Copy out every line in which the string "love" occurs.

══ Entries shown ══

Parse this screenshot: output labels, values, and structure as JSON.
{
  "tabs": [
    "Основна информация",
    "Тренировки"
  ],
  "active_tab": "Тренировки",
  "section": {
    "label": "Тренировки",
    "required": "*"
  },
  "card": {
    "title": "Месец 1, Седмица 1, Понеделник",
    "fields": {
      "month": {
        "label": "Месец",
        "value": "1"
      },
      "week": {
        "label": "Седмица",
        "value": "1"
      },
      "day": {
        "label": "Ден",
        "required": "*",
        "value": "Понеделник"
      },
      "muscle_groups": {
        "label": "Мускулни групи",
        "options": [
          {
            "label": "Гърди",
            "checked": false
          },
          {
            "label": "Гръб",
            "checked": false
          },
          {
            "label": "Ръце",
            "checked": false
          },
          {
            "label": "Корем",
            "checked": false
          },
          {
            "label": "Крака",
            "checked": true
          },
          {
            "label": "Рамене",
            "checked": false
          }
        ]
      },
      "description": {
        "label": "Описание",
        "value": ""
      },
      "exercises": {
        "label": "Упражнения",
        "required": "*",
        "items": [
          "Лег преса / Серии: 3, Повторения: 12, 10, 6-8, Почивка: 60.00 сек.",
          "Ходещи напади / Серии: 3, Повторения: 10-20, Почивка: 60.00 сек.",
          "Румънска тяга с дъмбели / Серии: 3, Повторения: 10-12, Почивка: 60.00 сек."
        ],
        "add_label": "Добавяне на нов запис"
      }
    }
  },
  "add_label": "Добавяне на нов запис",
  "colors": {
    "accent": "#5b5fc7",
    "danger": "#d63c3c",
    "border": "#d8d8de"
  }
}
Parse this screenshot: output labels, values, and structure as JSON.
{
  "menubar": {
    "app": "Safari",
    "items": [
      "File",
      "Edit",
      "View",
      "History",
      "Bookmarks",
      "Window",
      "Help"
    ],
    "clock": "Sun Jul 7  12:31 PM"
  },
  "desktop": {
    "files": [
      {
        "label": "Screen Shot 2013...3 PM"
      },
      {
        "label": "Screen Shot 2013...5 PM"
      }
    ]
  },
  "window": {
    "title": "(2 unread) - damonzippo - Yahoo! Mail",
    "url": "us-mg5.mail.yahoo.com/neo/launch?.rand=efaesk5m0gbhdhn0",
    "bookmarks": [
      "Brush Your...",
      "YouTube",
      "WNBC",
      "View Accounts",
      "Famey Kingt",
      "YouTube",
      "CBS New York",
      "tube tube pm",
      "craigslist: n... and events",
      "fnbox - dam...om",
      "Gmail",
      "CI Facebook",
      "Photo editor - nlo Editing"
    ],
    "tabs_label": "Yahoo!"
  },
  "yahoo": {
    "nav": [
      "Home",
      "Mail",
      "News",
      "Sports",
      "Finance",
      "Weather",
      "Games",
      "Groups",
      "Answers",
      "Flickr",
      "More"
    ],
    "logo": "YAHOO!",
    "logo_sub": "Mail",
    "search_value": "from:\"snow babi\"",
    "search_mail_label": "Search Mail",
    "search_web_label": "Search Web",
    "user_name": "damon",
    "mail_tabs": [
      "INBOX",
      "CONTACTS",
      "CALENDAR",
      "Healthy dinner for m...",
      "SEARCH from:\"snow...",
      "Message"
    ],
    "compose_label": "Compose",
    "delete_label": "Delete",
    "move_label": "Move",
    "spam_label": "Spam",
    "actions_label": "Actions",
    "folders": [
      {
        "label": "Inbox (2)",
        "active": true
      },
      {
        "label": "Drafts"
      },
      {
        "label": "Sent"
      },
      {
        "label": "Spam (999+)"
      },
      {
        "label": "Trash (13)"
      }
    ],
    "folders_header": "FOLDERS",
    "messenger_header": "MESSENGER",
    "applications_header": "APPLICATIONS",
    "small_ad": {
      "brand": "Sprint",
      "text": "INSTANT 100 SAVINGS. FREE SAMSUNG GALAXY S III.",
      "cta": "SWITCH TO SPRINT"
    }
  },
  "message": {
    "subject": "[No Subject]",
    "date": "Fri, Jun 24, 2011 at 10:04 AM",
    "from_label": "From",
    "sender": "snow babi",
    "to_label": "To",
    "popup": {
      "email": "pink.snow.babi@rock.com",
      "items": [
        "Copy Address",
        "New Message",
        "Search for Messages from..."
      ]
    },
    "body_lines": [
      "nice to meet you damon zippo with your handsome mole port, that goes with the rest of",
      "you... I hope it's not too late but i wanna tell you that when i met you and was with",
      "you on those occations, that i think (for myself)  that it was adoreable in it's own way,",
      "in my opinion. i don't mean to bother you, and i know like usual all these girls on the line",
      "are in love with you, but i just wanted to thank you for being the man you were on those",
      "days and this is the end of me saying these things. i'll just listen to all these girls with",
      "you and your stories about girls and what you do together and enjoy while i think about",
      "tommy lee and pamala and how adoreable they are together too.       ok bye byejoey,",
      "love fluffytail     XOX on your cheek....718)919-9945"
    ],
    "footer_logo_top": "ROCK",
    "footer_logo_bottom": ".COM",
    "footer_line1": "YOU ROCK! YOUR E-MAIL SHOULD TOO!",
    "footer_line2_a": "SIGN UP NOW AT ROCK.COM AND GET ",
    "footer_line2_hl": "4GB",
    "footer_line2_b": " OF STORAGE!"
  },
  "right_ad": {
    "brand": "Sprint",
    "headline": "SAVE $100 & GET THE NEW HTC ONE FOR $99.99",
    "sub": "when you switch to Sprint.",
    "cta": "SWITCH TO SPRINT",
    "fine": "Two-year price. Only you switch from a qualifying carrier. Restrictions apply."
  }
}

═══

-- Response --
      "are in love with you, but i just wanted to thank you for being the man you were on those",
      "love fluffytail     XOX on your cheek....718)919-9945"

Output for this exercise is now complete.